**AIM:** Reproduce the records below in full and exactly, without their images.

**STORED ROWS:**
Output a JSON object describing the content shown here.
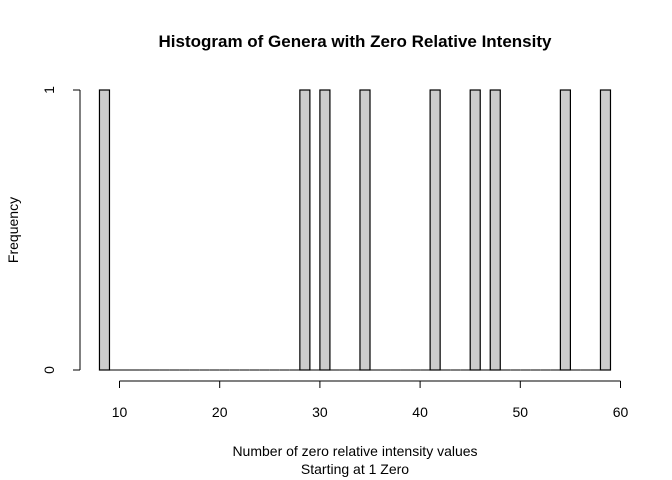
{
  "chart_data": {
    "type": "bar",
    "title": "Histogram of Genera with Zero Relative Intensity",
    "xlabel": "Number of zero relative intensity values",
    "xlabel2": "Starting at 1 Zero",
    "ylabel": "Frequency",
    "bin_width": 1,
    "bins_start": 8,
    "bins_end": 59,
    "x_ticks": [
      10,
      20,
      30,
      40,
      50,
      60
    ],
    "y_ticks": [
      0,
      1
    ],
    "xlim": [
      6,
      60
    ],
    "ylim": [
      0,
      1
    ],
    "bars": [
      {
        "x0": 8,
        "x1": 9,
        "count": 1
      },
      {
        "x0": 28,
        "x1": 29,
        "count": 1
      },
      {
        "x0": 30,
        "x1": 31,
        "count": 1
      },
      {
        "x0": 34,
        "x1": 35,
        "count": 1
      },
      {
        "x0": 41,
        "x1": 42,
        "count": 1
      },
      {
        "x0": 45,
        "x1": 46,
        "count": 1
      },
      {
        "x0": 47,
        "x1": 48,
        "count": 1
      },
      {
        "x0": 54,
        "x1": 55,
        "count": 1
      },
      {
        "x0": 58,
        "x1": 59,
        "count": 1
      }
    ],
    "bar_fill": "#cccccc",
    "bar_stroke": "#000000",
    "grid": false,
    "legend": "none"
  }
}
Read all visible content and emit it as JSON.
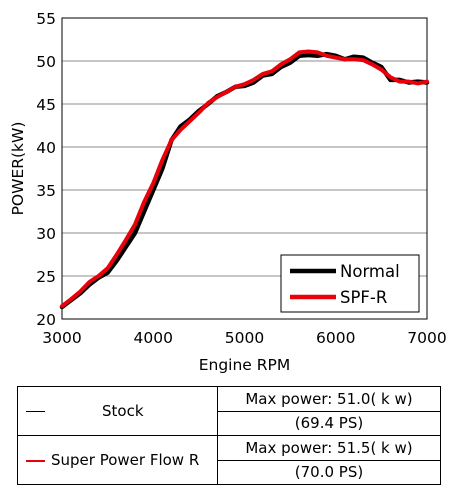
{
  "chart_data": {
    "type": "line",
    "xlabel": "Engine RPM",
    "ylabel": "POWER(kW)",
    "xlim": [
      3000,
      7000
    ],
    "ylim": [
      20,
      55
    ],
    "xticks": [
      3000,
      4000,
      5000,
      6000,
      7000
    ],
    "yticks": [
      20,
      25,
      30,
      35,
      40,
      45,
      50,
      55
    ],
    "grid": "horizontal",
    "legend_position": "bottom-right",
    "series": [
      {
        "name": "Normal",
        "color": "#000000",
        "x": [
          3000,
          3100,
          3200,
          3300,
          3400,
          3500,
          3600,
          3700,
          3800,
          3900,
          4000,
          4100,
          4200,
          4300,
          4400,
          4500,
          4600,
          4700,
          4800,
          4900,
          5000,
          5100,
          5200,
          5300,
          5400,
          5500,
          5600,
          5700,
          5800,
          5900,
          6000,
          6100,
          6200,
          6300,
          6400,
          6500,
          6600,
          6700,
          6800,
          6900,
          7000
        ],
        "y": [
          21.4,
          22.2,
          23.0,
          24.0,
          24.8,
          25.4,
          26.8,
          28.4,
          30.0,
          32.5,
          35.0,
          37.5,
          40.8,
          42.4,
          43.2,
          44.2,
          45.0,
          45.9,
          46.4,
          47.0,
          47.1,
          47.5,
          48.3,
          48.5,
          49.3,
          49.8,
          50.6,
          50.7,
          50.6,
          50.8,
          50.6,
          50.2,
          50.5,
          50.4,
          49.8,
          49.3,
          47.8,
          47.8,
          47.5,
          47.6,
          47.5
        ]
      },
      {
        "name": "SPF-R",
        "color": "#e8000b",
        "x": [
          3000,
          3100,
          3200,
          3300,
          3400,
          3500,
          3600,
          3700,
          3800,
          3900,
          4000,
          4100,
          4200,
          4300,
          4400,
          4500,
          4600,
          4700,
          4800,
          4900,
          5000,
          5100,
          5200,
          5300,
          5400,
          5500,
          5600,
          5700,
          5800,
          5900,
          6000,
          6100,
          6200,
          6300,
          6400,
          6500,
          6600,
          6700,
          6800,
          6900,
          7000
        ],
        "y": [
          21.5,
          22.3,
          23.2,
          24.3,
          25.0,
          25.9,
          27.5,
          29.2,
          31.0,
          33.6,
          35.8,
          38.5,
          40.8,
          42.0,
          43.0,
          44.0,
          45.1,
          45.8,
          46.4,
          47.0,
          47.3,
          47.8,
          48.5,
          48.8,
          49.6,
          50.2,
          51.0,
          51.1,
          51.0,
          50.6,
          50.4,
          50.2,
          50.2,
          50.1,
          49.6,
          49.0,
          48.1,
          47.6,
          47.6,
          47.4,
          47.6
        ]
      }
    ]
  },
  "table": {
    "rows": [
      {
        "name": "Stock",
        "swatch_color": "#000000",
        "max_power": "Max power: 51.0( k w)",
        "ps": "(69.4 PS)"
      },
      {
        "name": "Super Power Flow R",
        "swatch_color": "#e8000b",
        "max_power": "Max power: 51.5( k w)",
        "ps": "(70.0 PS)"
      }
    ]
  }
}
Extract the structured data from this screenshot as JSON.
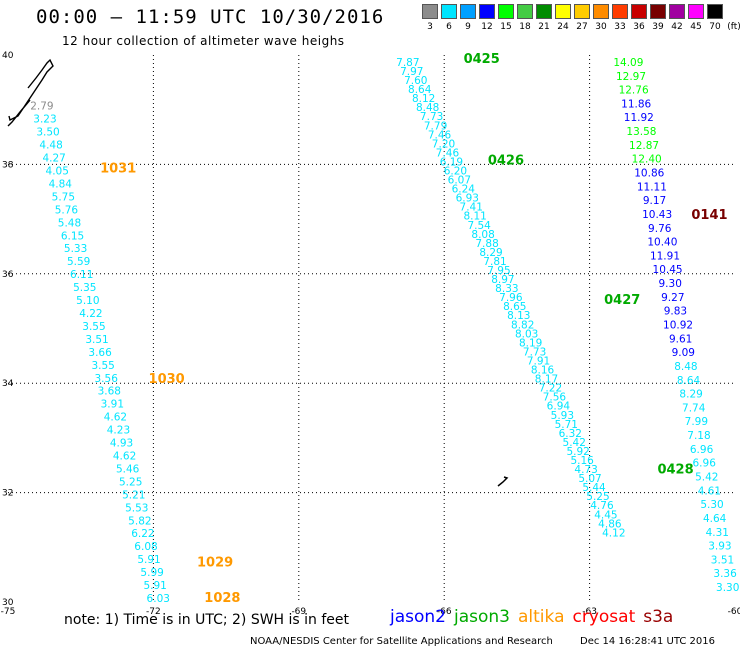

**RESULT FOR THIS TASK:**
Output a JSON object describing the content shown here.
{
  "chart_data": {
    "type": "bar",
    "title": "Histogram of Genera with Zero Relative Intensity",
    "xlabel": "Number of zero relative intensity values",
    "xlabel2": "Starting at 1 Zero",
    "ylabel": "Frequency",
    "bin_width": 1,
    "bins_start": 8,
    "bins_end": 59,
    "x_ticks": [
      10,
      20,
      30,
      40,
      50,
      60
    ],
    "y_ticks": [
      0,
      1
    ],
    "xlim": [
      6,
      60
    ],
    "ylim": [
      0,
      1
    ],
    "bars": [
      {
        "x0": 8,
        "x1": 9,
        "count": 1
      },
      {
        "x0": 28,
        "x1": 29,
        "count": 1
      },
      {
        "x0": 30,
        "x1": 31,
        "count": 1
      },
      {
        "x0": 34,
        "x1": 35,
        "count": 1
      },
      {
        "x0": 41,
        "x1": 42,
        "count": 1
      },
      {
        "x0": 45,
        "x1": 46,
        "count": 1
      },
      {
        "x0": 47,
        "x1": 48,
        "count": 1
      },
      {
        "x0": 54,
        "x1": 55,
        "count": 1
      },
      {
        "x0": 58,
        "x1": 59,
        "count": 1
      }
    ],
    "bar_fill": "#cccccc",
    "bar_stroke": "#000000",
    "grid": false,
    "legend": "none"
  }
}
Read all visible content and emit it as JSON.
{
  "chart_data": {
    "type": "line",
    "xlabel": "Engine RPM",
    "ylabel": "POWER(kW)",
    "xlim": [
      3000,
      7000
    ],
    "ylim": [
      20,
      55
    ],
    "xticks": [
      3000,
      4000,
      5000,
      6000,
      7000
    ],
    "yticks": [
      20,
      25,
      30,
      35,
      40,
      45,
      50,
      55
    ],
    "grid": "horizontal",
    "legend_position": "bottom-right",
    "series": [
      {
        "name": "Normal",
        "color": "#000000",
        "x": [
          3000,
          3100,
          3200,
          3300,
          3400,
          3500,
          3600,
          3700,
          3800,
          3900,
          4000,
          4100,
          4200,
          4300,
          4400,
          4500,
          4600,
          4700,
          4800,
          4900,
          5000,
          5100,
          5200,
          5300,
          5400,
          5500,
          5600,
          5700,
          5800,
          5900,
          6000,
          6100,
          6200,
          6300,
          6400,
          6500,
          6600,
          6700,
          6800,
          6900,
          7000
        ],
        "y": [
          21.4,
          22.2,
          23.0,
          24.0,
          24.8,
          25.4,
          26.8,
          28.4,
          30.0,
          32.5,
          35.0,
          37.5,
          40.8,
          42.4,
          43.2,
          44.2,
          45.0,
          45.9,
          46.4,
          47.0,
          47.1,
          47.5,
          48.3,
          48.5,
          49.3,
          49.8,
          50.6,
          50.7,
          50.6,
          50.8,
          50.6,
          50.2,
          50.5,
          50.4,
          49.8,
          49.3,
          47.8,
          47.8,
          47.5,
          47.6,
          47.5
        ]
      },
      {
        "name": "SPF-R",
        "color": "#e8000b",
        "x": [
          3000,
          3100,
          3200,
          3300,
          3400,
          3500,
          3600,
          3700,
          3800,
          3900,
          4000,
          4100,
          4200,
          4300,
          4400,
          4500,
          4600,
          4700,
          4800,
          4900,
          5000,
          5100,
          5200,
          5300,
          5400,
          5500,
          5600,
          5700,
          5800,
          5900,
          6000,
          6100,
          6200,
          6300,
          6400,
          6500,
          6600,
          6700,
          6800,
          6900,
          7000
        ],
        "y": [
          21.5,
          22.3,
          23.2,
          24.3,
          25.0,
          25.9,
          27.5,
          29.2,
          31.0,
          33.6,
          35.8,
          38.5,
          40.8,
          42.0,
          43.0,
          44.0,
          45.1,
          45.8,
          46.4,
          47.0,
          47.3,
          47.8,
          48.5,
          48.8,
          49.6,
          50.2,
          51.0,
          51.1,
          51.0,
          50.6,
          50.4,
          50.2,
          50.2,
          50.1,
          49.6,
          49.0,
          48.1,
          47.6,
          47.6,
          47.4,
          47.6
        ]
      }
    ]
  },
  "table": {
    "rows": [
      {
        "name": "Stock",
        "swatch_color": "#000000",
        "max_power": "Max power: 51.0( k w)",
        "ps": "(69.4 PS)"
      },
      {
        "name": "Super Power Flow R",
        "swatch_color": "#e8000b",
        "max_power": "Max power: 51.5( k w)",
        "ps": "(70.0 PS)"
      }
    ]
  }
}
Extract the structured data from this screenshot as JSON.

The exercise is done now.